▶ **Travail demandé**
Répondez à ces questions sur le texte fourni ci-dessous, consacré au départ de PPDA du 20 heures :
(a) Quelle part d'audience son journal télévisé réunissait-il encore au moment de son éviction ?
(b) Dans quelle émission PPDA a-t-il réglé ses comptes avec son ancien PDG en 2016 ?
(c) Quel administrateur de TF1 PPDA cite-t-il parmi ceux qui lui ont dit que son départ était politique ?

▶ **Texte fourni**
Début juillet 2008, après avoir orgueilleusement annoncé dans la presse qu’il était « le seul à connaître la date de son départ du 20 heures », PPDA apprend qu’il est remercié. Pas si intouchable qu’il ne le croyait… Son JT, bien qu’en baisse, était pourtant toujours le plus regardé de France (près de 35 % de parts d’audience). En 2016, invité chez C à vous (France 5), PPDA réglera ses comptes avec son ancien PDG, Nonce Paolini : « Il m’avait enterré alors que les audiences étaient exceptionnelles. […] Et surtout, le faire sur ordre, parce que quelqu’un au-dessus de vous l’a demandé, je trouve ça insupportable.
– Qui ? Nicolas Sarkozy ?
– C’est politique, tout le monde le sait. J’en ai eu maints témoignages depuis, par des gens qui étaient au pouvoir à l’époque ou à TF1. Tout le monde me l’a dit, des administrateurs de TF1 comme François Pinault. »

▶ **Lignes de données**
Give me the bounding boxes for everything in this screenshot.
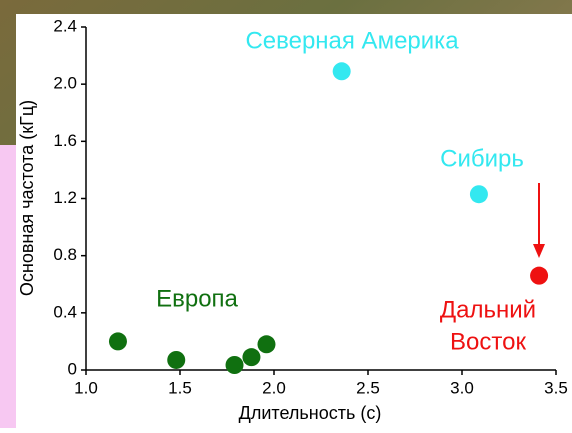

▶ **Réponse**
(a) Près de 35 % de parts d'audience.
(b) C à vous, sur France 5.
(c) François Pinault.